### TO DO
Carry on the article about Egypt's ancient beauty secrets, starting right after its last sentence.

### PAGE EXTRACT

· · · · · · ·

EGYPT - MY JOURNEY BACK IN TIME.

MOVE OVER NEFERTITI, NEFARTARI AND CLEOPATRA.

YOUR BEAUTY SECRETS HAVE BEEN DISCOVERED AND REVIVED.

 

As a spa writer, who has experienced beauty treatments from ancient cultures around the world? No country has impressed me more than Egypt.  The beauty and talent of her people are ageless, as they continue to intrigue and inspire the world; their legends live on.  How the great pyramids were built and the riddle of the Sphinx remains a mystery, but it is clear the history of beauty dates back to the time when Pharaohs built the colossal temples of Luxor, Karnak, and Abu Simbel (as monuments to their lives), and opulent burial tombs in the Valley of the Kings and the Valley of the Queens, in preparation for their after life.

 

Queens Nefertari, Nefertiti and Cleopatra, who reigned as “the most beautiful women of their time”, spent hours each day being pampered to preserve their beauty, youth and sensuality.  They bathed in donkey milk, rose petals and honey… exfoliated their bodies with herbs, spices, barks, roots, seaweed and salts… and were massaged with essential oils extracted from the sacred blue lotus flower. They wore diaphanous white dresses, often exposing one bare breast.  Egyptian royalty worked hard to enhance their sexuality and please Osiris and Horis, the gods of the after life they worshipped.

 

 

Many of the skin and hair care products, cosmetics, essential oils and grooming tools we use today were first used by Egyptian royalty more than three thousand years ago. Paintings and carvings on tomb and temple walls document daily and seasonal beauty and health rituals; excavated tweezers, combs, mirrors, cosmetics, hairpieces and even scalpels used in plastic surgery are on display in the Cairo Museum.

 

 

 

The Egyptians were the first to: rim their eyes with kohl made from the soot of candles… dust their eyelids with green and blue powders made from grinding malachite or boiling the indigo plant… color and condition their hair, wigs and skin by diluting the henna plant in hot water.  They often shaved their head for hygienic reasons; then invented elaborate hair extensions and braids, which were woven or plaited into their own hair and wigs. 

 

 

 

Times and methods may have changed, but now thousands of years later, spas around the world are offering guests ancient indigenous spa treatments.

· · · · · · ·

### INPUT DATA
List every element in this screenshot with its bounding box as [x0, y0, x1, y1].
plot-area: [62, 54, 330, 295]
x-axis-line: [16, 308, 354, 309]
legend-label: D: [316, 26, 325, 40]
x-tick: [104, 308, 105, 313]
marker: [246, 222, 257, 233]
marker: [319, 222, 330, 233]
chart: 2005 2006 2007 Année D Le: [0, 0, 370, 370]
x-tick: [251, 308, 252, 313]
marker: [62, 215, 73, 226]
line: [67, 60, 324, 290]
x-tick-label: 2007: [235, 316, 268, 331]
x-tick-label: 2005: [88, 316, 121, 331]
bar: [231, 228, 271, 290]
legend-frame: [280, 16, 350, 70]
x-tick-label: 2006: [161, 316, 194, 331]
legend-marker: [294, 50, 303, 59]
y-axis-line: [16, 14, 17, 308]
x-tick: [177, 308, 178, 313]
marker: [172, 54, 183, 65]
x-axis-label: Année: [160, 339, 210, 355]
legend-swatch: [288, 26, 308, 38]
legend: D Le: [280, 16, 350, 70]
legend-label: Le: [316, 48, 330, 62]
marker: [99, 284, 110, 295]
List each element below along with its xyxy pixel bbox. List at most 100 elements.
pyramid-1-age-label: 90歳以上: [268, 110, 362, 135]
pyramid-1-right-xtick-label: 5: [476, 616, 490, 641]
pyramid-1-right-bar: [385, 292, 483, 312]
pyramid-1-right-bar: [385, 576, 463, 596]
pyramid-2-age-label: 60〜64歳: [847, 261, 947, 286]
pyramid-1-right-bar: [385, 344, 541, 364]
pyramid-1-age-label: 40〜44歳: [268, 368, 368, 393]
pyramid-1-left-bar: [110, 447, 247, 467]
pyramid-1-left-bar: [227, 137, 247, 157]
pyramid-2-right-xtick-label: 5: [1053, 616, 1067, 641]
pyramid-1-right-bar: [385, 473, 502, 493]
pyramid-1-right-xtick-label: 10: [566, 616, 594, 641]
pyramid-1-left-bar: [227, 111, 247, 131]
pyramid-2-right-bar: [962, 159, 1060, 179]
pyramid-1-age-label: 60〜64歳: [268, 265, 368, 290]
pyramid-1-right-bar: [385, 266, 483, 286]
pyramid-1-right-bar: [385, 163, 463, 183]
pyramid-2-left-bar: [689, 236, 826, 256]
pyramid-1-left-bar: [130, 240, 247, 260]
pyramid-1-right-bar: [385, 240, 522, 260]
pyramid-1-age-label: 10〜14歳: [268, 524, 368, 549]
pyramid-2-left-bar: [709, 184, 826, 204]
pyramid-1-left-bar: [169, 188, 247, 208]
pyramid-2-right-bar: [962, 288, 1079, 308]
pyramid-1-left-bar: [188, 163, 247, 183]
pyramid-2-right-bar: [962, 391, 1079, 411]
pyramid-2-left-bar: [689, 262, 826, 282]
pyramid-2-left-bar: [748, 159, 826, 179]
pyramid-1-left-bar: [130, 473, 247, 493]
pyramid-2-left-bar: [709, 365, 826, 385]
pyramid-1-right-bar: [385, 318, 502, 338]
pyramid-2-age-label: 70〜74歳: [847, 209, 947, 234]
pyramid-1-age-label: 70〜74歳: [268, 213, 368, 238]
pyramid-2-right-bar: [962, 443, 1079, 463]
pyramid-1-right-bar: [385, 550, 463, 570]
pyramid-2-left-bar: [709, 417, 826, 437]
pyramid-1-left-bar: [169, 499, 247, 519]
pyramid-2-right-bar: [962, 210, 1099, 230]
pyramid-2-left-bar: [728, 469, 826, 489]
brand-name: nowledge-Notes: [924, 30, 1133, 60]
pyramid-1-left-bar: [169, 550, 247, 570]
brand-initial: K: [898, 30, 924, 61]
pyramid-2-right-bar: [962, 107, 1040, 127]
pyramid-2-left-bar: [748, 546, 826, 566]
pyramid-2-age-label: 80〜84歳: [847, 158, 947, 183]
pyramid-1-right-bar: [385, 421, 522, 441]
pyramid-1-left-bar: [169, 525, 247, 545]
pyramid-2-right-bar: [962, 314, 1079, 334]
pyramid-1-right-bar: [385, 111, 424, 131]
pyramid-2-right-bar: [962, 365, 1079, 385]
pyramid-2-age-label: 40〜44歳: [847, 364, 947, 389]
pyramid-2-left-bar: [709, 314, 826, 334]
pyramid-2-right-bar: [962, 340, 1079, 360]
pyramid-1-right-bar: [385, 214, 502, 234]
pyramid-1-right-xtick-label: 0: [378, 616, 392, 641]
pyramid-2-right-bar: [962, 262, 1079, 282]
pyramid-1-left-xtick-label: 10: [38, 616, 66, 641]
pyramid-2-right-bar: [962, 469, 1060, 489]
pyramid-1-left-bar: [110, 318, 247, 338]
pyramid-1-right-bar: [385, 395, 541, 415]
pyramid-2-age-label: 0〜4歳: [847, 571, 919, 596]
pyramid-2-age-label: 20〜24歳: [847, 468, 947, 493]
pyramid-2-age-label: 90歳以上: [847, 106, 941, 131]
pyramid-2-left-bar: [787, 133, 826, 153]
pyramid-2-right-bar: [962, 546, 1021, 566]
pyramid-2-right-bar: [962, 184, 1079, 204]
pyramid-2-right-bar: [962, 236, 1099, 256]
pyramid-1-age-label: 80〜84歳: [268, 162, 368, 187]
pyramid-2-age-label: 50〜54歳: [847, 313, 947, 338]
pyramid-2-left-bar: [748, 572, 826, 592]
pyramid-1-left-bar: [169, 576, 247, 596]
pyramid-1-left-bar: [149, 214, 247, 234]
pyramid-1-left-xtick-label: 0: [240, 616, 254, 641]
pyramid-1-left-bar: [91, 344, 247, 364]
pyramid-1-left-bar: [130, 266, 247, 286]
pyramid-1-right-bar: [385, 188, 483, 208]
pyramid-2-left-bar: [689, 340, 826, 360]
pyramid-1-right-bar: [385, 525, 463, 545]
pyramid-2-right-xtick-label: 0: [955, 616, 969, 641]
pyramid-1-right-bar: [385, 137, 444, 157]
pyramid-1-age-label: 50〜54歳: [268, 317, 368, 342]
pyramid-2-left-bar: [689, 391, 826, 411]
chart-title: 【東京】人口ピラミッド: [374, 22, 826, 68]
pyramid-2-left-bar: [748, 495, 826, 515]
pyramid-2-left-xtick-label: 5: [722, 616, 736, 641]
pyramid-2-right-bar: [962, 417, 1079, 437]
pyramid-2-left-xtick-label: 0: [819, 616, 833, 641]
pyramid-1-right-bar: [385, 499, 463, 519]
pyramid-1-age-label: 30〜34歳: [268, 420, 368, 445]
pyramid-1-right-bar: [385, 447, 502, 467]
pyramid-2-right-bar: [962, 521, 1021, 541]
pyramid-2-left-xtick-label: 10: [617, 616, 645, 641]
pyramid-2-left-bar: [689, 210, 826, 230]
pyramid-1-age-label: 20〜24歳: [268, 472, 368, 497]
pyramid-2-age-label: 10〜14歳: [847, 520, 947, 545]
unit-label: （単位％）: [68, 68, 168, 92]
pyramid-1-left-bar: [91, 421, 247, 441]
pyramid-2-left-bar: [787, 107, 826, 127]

· · · · · · ·

### RESPONSE BELOW
In Egypt, I am exposed to 3.500 year old ancient beauty secrets and rituals the Four Seasons, Ritz Carlton and Oberoi Spas have adapted to modern times. When I told Nadia, the Spa Director as the Four Seasons in Cairo, my body had been purified and beautified at more than 450 spas around the world, she felt challenged to test my tolerance for pampering; together we planned my five hour  

journey back in time . . .  to the days when Pharaohs ruled . . .  and their queens spent their days preserving their beauty and sexual vigor to please the Gods of the afterlife. I was to be emerged and submerged in ancient Egyptian rituals Nadia had researched, and the Four Seasons has adapted to please their guests.  

 

My Odyssey began as I sat in the window, on the edge of a brown marble sunken tub, watching rowers race on the Nile.  Hammed places my feet in a copper basin filled with warm water rose petals and lemon wedges; he knelt before me and began to wash my feet with caressing hands.  I was then lowered into a deep oversized tub for a Cleopatra Beauty Bath of warm water, spices, honey, lemon slices and rose petals. Legend has it, Cleopatra bathed in sour donkey milk to whiten and smooth her body; here pasteurized cow’s milk was a more civilized substitute.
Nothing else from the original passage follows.